Restate the whole of the material. Keep every word, and drop the pictures.

══ RECORDS FOR PROCESSING ══

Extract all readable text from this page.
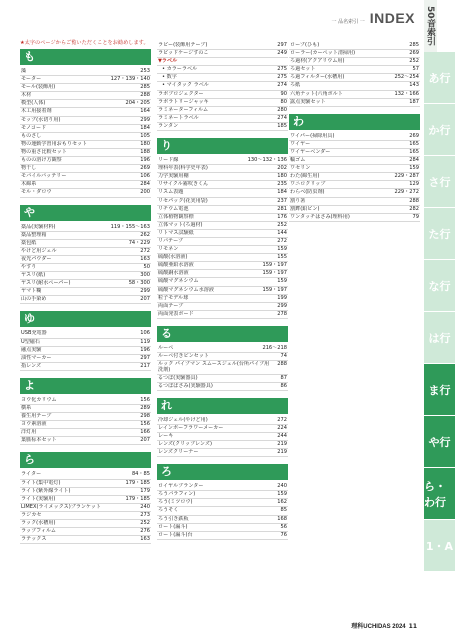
★太字のページからご覧いただくことをお勧めします。
一 品名索引 一 INDEX
も
藻	253
モーター	127・139・140
モール(装飾用)	285
木材	288
模型(人体)	204・205
木工用接着剤	164
モップ(水切り用)	299
モノコード	184
ものさし	105
物の運動学習用おもりセット	180
物の重さ比較セット	188
ものの溶け方観察	196
物干し	269
モバイルバッテリー	106
木綿糸	284
モル・ダロウ	200
や
薬品(実験材料)	119・155〜163
薬品整理箱	262
薬包紙	74・229
やけど用ジェル	272
夜光パウダー	163
やすり	50
ヤスリ(紙)	300
ヤスリ(耐水ペーパー)	58・300
ヤマト糊	299
山の手染め	207
ゆ
USB充電器	106
U型磁石	119
融点実験	196
油性マーカー	297
指レンズ	217
よ
ヨウ化カリウム	156
横糸	289
養生用テープ	298
ヨウ素溶液	156
洋灯用	166
葉脈标本セット	207
ら
ライター	84・85
ライト(集中電灯)	179・185
ライト(紫外線ライト)	179
ライト(実験用)	179・185
LIMEX(ライメックス)ブランケット	240
ラジカセ	273
ラック(水槽用)	252
ラップフィルム	276
ラテックス	163
ラビー(装飾用テープ)	297
ラピッドケージすのこ	249
▼ラベル
• カラーラベル	275
• 数字	275
• マイタック ラベル	274
ラボプロジェクター	90
ラボラトリージャッキ	80
ラミネーターフィルム	280
ラミネートラベル	274
ランタン	185
り
リード線	130〜132・136
理科年表(科学史年表)	202
力学実験用棚	180
リサイクル霧吹きくん	235
リスム表題	184
リセパック(花実用袋)	237
リチウム電池	281
立体植物観察標	176
立体マット(ろ過材)	252
リトマス試験紙	144
リバテープ	272
リモネン	159
硫酸(水溶液)	155
硫酸亜鉛水溶液	159・197
硫酸銅水溶液	159・197
硫酸マグネシウム	159
硫酸マグネシウム水溶液	159・197
粒子モデル球	199
両面テープ	299
両面発表ボード	278
る
ルーペ	216〜218
ルーペ付きピンセット	74
ルック パイプマン スムースジェル(台所パイプ用洗剤)
288
るつぼ(実験器具)	87
るつぼばさみ(実験器具)	86
れ
冷却ジェル(やけど用)	272
レインボーフラワーメーカー	224
レーキ	244
レンズ(クリップレンズ)	219
レンズクリーナー	219
ろ
ロイヤルプランター	240
ろうバラフィン)	159
ろう(ミツロウ)	162
ろうそく	85
ろう引き鉄板	168
ロート(漏斗)	56
ロート(漏斗)台	76
ロープ(ひも)	285
ローラー(カーペット清掃用)	269
ろ過材(アクアリウム用)	252
ろ過セット	57
ろ過フィルター(水槽用)	252〜254
ろ紙	143
六角ナット(六角ボルト	132・166
露点実験セット	187
わ
ワイパー(掃除用具)	269
ワイヤー	165
ワイヤーベンダー	165
輪ゴム	284
ワセリン	159
わた(綿生用)	229・287
ワニロクリップ	129
わらべ(防虫剤)	229・272
割り箸	288
割鉾(鉛ピン)	282
ワンタッチはさみ(理科用)	79
50音索引
あ行
か行
さ行
た行
な行
は行
ま行
や行
ら・わ行
1・A
理科UCHIDAS 2024 11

═══

- [RESULT FOR THIS TASK]
Extract all readable text from this page.
★太字のページからご覧いただくことをお勧めします。
一 品名索引 一 INDEX
も
藻	253
モーター	127・139・140
モール(装飾用)	285
木材	288
模型(人体)	204・205
木工用接着剤	164
モップ(水切り用)	299
モノコード	184
ものさし	105
物の運動学習用おもりセット	180
物の重さ比較セット	188
ものの溶け方観察	196
物干し	269
モバイルバッテリー	106
木綿糸	284
モル・ダロウ	200
や
薬品(実験材料)	119・155〜163
薬品整理箱	262
薬包紙	74・229
やけど用ジェル	272
夜光パウダー	163
やすり	50
ヤスリ(紙)	300
ヤスリ(耐水ペーパー)	58・300
ヤマト糊	299
山の手染め	207
ゆ
USB充電器	106
U型磁石	119
融点実験	196
油性マーカー	297
指レンズ	217
よ
ヨウ化カリウム	156
横糸	289
養生用テープ	298
ヨウ素溶液	156
洋灯用	166
葉脈标本セット	207
ら
ライター	84・85
ライト(集中電灯)	179・185
ライト(紫外線ライト)	179
ライト(実験用)	179・185
LIMEX(ライメックス)ブランケット	240
ラジカセ	273
ラック(水槽用)	252
ラップフィルム	276
ラテックス	163
ラビー(装飾用テープ)	297
ラピッドケージすのこ	249
▼ラベル
• カラーラベル	275
• 数字	275
• マイタック ラベル	274
ラボプロジェクター	90
ラボラトリージャッキ	80
ラミネーターフィルム	280
ラミネートラベル	274
ランタン	185
り
リード線	130〜132・136
理科年表(科学史年表)	202
力学実験用棚	180
リサイクル霧吹きくん	235
リスム表題	184
リセパック(花実用袋)	237
リチウム電池	281
立体植物観察標	176
立体マット(ろ過材)	252
リトマス試験紙	144
リバテープ	272
リモネン	159
硫酸(水溶液)	155
硫酸亜鉛水溶液	159・197
硫酸銅水溶液	159・197
硫酸マグネシウム	159
硫酸マグネシウム水溶液	159・197
粒子モデル球	199
両面テープ	299
両面発表ボード	278
る
ルーペ	216〜218
ルーペ付きピンセット	74
ルック パイプマン スムースジェル(台所パイプ用洗剤)
288
るつぼ(実験器具)	87
るつぼばさみ(実験器具)	86
れ
冷却ジェル(やけど用)	272
レインボーフラワーメーカー	224
レーキ	244
レンズ(クリップレンズ)	219
レンズクリーナー	219
ろ
ロイヤルプランター	240
ろうバラフィン)	159
ろう(ミツロウ)	162
ろうそく	85
ろう引き鉄板	168
ロート(漏斗)	56
ロート(漏斗)台	76
ロープ(ひも)	285
ローラー(カーペット清掃用)	269
ろ過材(アクアリウム用)	252
ろ過セット	57
ろ過フィルター(水槽用)	252〜254
ろ紙	143
六角ナット(六角ボルト	132・166
露点実験セット	187
わ
ワイパー(掃除用具)	269
ワイヤー	165
ワイヤーベンダー	165
輪ゴム	284
ワセリン	159
わた(綿生用)	229・287
ワニロクリップ	129
わらべ(防虫剤)	229・272
割り箸	288
割鉾(鉛ピン)	282
ワンタッチはさみ(理科用)	79
50音索引
あ行
か行
さ行
た行
な行
は行
ま行
や行
ら・わ行
1・A
理科UCHIDAS 2024 11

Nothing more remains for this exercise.